#### EXERCISE:
Will you write out all the entries below exactly?

#### EXERCISE MATERIALS:
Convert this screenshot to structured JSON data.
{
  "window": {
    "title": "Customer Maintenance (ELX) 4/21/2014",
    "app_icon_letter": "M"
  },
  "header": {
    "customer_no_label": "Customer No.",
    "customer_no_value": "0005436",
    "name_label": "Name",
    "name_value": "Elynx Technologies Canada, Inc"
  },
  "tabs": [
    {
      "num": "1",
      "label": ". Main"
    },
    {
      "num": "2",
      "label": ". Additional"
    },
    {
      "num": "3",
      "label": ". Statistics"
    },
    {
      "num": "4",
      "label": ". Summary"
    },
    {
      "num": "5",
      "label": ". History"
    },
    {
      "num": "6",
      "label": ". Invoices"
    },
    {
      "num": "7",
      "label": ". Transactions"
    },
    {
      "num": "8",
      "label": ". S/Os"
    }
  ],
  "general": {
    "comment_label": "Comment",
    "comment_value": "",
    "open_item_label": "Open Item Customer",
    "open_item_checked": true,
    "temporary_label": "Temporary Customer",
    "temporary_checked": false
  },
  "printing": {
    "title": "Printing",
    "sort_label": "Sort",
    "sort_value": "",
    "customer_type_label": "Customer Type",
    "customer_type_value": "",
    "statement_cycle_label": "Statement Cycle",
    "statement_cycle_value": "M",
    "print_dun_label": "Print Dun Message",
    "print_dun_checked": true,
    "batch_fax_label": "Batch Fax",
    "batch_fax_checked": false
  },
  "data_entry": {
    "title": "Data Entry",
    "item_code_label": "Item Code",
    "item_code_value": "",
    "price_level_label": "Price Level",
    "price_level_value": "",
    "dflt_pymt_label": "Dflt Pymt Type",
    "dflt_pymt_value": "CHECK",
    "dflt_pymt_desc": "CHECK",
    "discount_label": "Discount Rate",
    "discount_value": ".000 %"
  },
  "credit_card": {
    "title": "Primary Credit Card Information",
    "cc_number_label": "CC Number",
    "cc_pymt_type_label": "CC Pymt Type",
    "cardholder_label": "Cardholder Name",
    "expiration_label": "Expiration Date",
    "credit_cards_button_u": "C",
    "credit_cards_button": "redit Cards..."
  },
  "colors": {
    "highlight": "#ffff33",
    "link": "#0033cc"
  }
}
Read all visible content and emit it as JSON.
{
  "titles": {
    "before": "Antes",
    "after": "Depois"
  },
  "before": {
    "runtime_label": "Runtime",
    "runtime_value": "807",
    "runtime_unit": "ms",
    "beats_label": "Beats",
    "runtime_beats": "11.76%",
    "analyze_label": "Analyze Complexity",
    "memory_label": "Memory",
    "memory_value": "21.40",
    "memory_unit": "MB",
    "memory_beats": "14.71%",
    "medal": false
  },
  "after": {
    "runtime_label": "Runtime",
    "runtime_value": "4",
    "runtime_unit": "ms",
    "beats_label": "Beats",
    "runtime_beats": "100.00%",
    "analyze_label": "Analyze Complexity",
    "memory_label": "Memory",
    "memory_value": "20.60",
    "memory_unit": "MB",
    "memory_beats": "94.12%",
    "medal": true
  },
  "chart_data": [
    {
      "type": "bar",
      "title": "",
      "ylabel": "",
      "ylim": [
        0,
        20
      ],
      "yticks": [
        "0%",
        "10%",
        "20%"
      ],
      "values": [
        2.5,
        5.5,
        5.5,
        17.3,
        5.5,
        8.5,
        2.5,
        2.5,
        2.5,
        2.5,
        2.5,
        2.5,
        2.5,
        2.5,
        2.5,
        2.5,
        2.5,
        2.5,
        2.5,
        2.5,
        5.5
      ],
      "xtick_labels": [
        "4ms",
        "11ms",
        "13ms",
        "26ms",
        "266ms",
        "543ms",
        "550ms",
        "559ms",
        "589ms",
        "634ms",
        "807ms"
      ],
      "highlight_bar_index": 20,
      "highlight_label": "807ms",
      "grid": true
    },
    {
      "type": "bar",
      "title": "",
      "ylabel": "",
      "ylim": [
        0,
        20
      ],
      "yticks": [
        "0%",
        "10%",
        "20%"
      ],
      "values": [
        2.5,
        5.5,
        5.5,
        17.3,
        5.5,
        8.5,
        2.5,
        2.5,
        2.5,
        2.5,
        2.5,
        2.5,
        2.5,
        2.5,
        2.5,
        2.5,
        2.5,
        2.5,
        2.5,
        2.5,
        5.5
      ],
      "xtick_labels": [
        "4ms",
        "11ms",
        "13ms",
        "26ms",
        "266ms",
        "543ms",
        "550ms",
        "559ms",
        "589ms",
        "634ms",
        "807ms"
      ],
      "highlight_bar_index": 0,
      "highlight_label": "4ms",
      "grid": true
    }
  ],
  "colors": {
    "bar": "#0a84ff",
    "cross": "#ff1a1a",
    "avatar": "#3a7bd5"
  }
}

#### REPLY:
Convert this screenshot to structured JSON data.
{
  "window": {
    "title": "Customer Maintenance (ELX) 4/21/2014",
    "app_icon_letter": "M"
  },
  "header": {
    "customer_no_label": "Customer No.",
    "customer_no_value": "0005436",
    "name_label": "Name",
    "name_value": "Elynx Technologies Canada, Inc"
  },
  "tabs": [
    {
      "num": "1",
      "label": ". Main"
    },
    {
      "num": "2",
      "label": ". Additional"
    },
    {
      "num": "3",
      "label": ". Statistics"
    },
    {
      "num": "4",
      "label": ". Summary"
    },
    {
      "num": "5",
      "label": ". History"
    },
    {
      "num": "6",
      "label": ". Invoices"
    },
    {
      "num": "7",
      "label": ". Transactions"
    },
    {
      "num": "8",
      "label": ". S/Os"
    }
  ],
  "general": {
    "comment_label": "Comment",
    "comment_value": "",
    "open_item_label": "Open Item Customer",
    "open_item_checked": true,
    "temporary_label": "Temporary Customer",
    "temporary_checked": false
  },
  "printing": {
    "title": "Printing",
    "sort_label": "Sort",
    "sort_value": "",
    "customer_type_label": "Customer Type",
    "customer_type_value": "",
    "statement_cycle_label": "Statement Cycle",
    "statement_cycle_value": "M",
    "print_dun_label": "Print Dun Message",
    "print_dun_checked": true,
    "batch_fax_label": "Batch Fax",
    "batch_fax_checked": false
  },
  "data_entry": {
    "title": "Data Entry",
    "item_code_label": "Item Code",
    "item_code_value": "",
    "price_level_label": "Price Level",
    "price_level_value": "",
    "dflt_pymt_label": "Dflt Pymt Type",
    "dflt_pymt_value": "CHECK",
    "dflt_pymt_desc": "CHECK",
    "discount_label": "Discount Rate",
    "discount_value": ".000 %"
  },
  "credit_card": {
    "title": "Primary Credit Card Information",
    "cc_number_label": "CC Number",
    "cc_pymt_type_label": "CC Pymt Type",
    "cardholder_label": "Cardholder Name",
    "expiration_label": "Expiration Date",
    "credit_cards_button_u": "C",
    "credit_cards_button": "redit Cards..."
  },
  "colors": {
    "highlight": "#ffff33",
    "link": "#0033cc"
  }
}
Read all visible content and emit it as JSON.
{
  "titles": {
    "before": "Antes",
    "after": "Depois"
  },
  "before": {
    "runtime_label": "Runtime",
    "runtime_value": "807",
    "runtime_unit": "ms",
    "beats_label": "Beats",
    "runtime_beats": "11.76%",
    "analyze_label": "Analyze Complexity",
    "memory_label": "Memory",
    "memory_value": "21.40",
    "memory_unit": "MB",
    "memory_beats": "14.71%",
    "medal": false
  },
  "after": {
    "runtime_label": "Runtime",
    "runtime_value": "4",
    "runtime_unit": "ms",
    "beats_label": "Beats",
    "runtime_beats": "100.00%",
    "analyze_label": "Analyze Complexity",
    "memory_label": "Memory",
    "memory_value": "20.60",
    "memory_unit": "MB",
    "memory_beats": "94.12%",
    "medal": true
  },
  "chart_data": [
    {
      "type": "bar",
      "title": "",
      "ylabel": "",
      "ylim": [
        0,
        20
      ],
      "yticks": [
        "0%",
        "10%",
        "20%"
      ],
      "values": [
        2.5,
        5.5,
        5.5,
        17.3,
        5.5,
        8.5,
        2.5,
        2.5,
        2.5,
        2.5,
        2.5,
        2.5,
        2.5,
        2.5,
        2.5,
        2.5,
        2.5,
        2.5,
        2.5,
        2.5,
        5.5
      ],
      "xtick_labels": [
        "4ms",
        "11ms",
        "13ms",
        "26ms",
        "266ms",
        "543ms",
        "550ms",
        "559ms",
        "589ms",
        "634ms",
        "807ms"
      ],
      "highlight_bar_index": 20,
      "highlight_label": "807ms",
      "grid": true
    },
    {
      "type": "bar",
      "title": "",
      "ylabel": "",
      "ylim": [
        0,
        20
      ],
      "yticks": [
        "0%",
        "10%",
        "20%"
      ],
      "values": [
        2.5,
        5.5,
        5.5,
        17.3,
        5.5,
        8.5,
        2.5,
        2.5,
        2.5,
        2.5,
        2.5,
        2.5,
        2.5,
        2.5,
        2.5,
        2.5,
        2.5,
        2.5,
        2.5,
        2.5,
        5.5
      ],
      "xtick_labels": [
        "4ms",
        "11ms",
        "13ms",
        "26ms",
        "266ms",
        "543ms",
        "550ms",
        "559ms",
        "589ms",
        "634ms",
        "807ms"
      ],
      "highlight_bar_index": 0,
      "highlight_label": "4ms",
      "grid": true
    }
  ],
  "colors": {
    "bar": "#0a84ff",
    "cross": "#ff1a1a",
    "avatar": "#3a7bd5"
  }
}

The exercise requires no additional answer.